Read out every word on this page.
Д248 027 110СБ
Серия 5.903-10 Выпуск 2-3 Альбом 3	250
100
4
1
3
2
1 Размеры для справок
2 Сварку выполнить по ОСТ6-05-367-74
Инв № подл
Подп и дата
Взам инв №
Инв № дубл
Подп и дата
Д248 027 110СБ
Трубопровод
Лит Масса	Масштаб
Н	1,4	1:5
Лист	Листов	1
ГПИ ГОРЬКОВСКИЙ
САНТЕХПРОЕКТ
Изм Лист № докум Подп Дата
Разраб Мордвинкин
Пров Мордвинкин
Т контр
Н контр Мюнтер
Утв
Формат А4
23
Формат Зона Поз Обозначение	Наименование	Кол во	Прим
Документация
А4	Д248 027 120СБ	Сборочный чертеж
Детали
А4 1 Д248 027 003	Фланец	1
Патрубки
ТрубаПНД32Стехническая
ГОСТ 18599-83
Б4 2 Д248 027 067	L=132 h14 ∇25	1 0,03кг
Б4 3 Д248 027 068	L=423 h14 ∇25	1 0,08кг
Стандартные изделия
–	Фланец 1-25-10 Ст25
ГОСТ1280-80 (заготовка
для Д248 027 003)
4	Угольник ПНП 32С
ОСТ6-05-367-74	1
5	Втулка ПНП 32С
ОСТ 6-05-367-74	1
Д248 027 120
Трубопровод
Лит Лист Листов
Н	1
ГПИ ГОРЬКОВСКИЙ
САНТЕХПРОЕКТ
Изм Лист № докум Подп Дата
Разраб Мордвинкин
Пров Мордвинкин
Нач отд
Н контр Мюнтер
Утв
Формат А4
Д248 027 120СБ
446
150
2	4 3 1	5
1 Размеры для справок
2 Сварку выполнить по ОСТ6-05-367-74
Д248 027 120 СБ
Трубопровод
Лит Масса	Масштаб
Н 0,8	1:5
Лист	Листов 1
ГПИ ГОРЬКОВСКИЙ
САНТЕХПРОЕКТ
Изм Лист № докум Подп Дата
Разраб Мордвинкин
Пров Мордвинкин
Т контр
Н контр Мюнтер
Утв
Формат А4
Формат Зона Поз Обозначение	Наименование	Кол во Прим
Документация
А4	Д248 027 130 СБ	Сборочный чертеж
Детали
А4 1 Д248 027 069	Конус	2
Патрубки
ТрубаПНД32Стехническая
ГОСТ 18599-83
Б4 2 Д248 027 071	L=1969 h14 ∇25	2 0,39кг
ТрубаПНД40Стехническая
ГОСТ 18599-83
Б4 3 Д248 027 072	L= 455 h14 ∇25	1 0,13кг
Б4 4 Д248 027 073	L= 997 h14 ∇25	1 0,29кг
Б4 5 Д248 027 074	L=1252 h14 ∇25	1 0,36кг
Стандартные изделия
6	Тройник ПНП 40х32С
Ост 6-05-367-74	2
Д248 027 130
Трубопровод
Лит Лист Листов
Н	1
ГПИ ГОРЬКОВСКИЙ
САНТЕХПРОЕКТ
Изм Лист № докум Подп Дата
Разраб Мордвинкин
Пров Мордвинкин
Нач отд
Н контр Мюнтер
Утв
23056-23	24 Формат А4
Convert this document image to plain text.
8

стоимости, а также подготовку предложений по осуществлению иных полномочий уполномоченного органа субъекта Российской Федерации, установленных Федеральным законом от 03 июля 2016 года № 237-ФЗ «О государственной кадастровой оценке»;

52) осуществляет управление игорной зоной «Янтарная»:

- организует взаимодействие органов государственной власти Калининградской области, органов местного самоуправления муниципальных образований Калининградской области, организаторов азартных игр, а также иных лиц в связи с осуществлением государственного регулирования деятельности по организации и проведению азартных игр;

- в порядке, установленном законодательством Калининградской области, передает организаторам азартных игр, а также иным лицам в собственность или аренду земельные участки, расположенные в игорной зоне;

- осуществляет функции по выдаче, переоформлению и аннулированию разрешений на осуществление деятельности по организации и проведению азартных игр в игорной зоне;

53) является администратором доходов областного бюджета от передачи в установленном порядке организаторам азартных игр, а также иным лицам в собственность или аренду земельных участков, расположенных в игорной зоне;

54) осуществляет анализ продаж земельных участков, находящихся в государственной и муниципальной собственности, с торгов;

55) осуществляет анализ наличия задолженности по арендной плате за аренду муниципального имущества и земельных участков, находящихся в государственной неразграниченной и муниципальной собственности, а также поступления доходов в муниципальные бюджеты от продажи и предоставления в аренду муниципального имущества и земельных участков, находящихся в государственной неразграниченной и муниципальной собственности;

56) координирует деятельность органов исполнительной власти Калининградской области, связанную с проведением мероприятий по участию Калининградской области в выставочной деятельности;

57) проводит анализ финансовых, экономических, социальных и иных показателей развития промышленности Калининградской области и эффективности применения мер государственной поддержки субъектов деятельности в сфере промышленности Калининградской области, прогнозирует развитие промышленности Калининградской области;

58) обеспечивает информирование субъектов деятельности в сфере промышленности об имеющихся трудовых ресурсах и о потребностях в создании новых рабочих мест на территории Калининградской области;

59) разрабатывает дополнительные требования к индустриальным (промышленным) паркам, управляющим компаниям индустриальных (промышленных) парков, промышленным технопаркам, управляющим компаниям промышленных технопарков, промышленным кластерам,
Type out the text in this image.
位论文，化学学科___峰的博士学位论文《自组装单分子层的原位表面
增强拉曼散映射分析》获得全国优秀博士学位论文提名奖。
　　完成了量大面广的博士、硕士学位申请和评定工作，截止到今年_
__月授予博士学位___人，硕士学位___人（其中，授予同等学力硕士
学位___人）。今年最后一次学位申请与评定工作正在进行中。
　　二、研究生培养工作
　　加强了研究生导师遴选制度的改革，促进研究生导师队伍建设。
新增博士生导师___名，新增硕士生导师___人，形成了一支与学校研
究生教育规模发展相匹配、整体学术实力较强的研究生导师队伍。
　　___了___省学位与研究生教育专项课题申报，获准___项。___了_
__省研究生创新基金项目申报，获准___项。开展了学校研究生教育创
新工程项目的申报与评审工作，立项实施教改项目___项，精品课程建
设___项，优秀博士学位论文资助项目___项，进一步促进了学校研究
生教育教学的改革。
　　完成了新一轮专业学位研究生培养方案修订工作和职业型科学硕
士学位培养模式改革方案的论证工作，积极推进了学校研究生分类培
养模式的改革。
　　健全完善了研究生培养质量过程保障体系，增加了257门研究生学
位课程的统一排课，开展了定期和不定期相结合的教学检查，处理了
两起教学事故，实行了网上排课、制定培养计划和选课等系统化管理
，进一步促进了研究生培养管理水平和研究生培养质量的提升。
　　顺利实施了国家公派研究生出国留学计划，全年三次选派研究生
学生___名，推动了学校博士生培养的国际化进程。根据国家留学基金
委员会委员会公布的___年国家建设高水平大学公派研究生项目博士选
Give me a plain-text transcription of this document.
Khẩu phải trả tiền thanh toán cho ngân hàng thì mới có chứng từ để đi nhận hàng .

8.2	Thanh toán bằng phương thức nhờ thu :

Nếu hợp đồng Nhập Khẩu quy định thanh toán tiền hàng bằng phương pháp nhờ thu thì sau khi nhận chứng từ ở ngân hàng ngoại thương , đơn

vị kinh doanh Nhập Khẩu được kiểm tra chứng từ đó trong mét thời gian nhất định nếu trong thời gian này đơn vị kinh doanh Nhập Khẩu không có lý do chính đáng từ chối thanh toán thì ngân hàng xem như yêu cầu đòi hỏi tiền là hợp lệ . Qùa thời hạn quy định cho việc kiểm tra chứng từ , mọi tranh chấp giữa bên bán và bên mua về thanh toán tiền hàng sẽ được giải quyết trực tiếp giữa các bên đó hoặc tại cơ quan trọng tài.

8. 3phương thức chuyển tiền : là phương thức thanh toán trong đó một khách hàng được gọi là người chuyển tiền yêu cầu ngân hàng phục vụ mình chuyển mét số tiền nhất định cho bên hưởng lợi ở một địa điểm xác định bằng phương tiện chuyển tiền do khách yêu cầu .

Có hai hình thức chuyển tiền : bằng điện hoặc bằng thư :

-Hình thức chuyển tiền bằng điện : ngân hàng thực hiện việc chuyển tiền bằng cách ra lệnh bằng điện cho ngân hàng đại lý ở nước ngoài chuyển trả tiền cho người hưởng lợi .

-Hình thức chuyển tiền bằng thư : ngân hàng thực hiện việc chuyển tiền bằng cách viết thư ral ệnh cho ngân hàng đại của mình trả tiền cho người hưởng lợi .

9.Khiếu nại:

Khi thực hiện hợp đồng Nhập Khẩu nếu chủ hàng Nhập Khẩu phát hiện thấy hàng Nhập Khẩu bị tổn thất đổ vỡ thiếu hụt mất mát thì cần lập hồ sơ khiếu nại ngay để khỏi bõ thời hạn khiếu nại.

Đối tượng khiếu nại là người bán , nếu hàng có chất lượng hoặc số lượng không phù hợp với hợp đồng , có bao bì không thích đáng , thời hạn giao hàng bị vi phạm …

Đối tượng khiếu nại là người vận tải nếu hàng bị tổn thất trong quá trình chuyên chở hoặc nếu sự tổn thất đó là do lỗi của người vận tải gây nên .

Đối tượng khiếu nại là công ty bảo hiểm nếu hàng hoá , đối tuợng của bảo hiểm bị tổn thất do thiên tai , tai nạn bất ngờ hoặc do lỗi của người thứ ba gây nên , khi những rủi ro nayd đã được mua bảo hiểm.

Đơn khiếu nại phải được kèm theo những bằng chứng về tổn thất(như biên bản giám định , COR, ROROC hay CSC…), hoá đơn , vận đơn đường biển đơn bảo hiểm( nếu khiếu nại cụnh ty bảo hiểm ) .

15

TASK TO CARRY OUT —
Count all lines of the data that include "власти". The answer is the number alone.

SOLUTION TO THIS EXERCISE —
2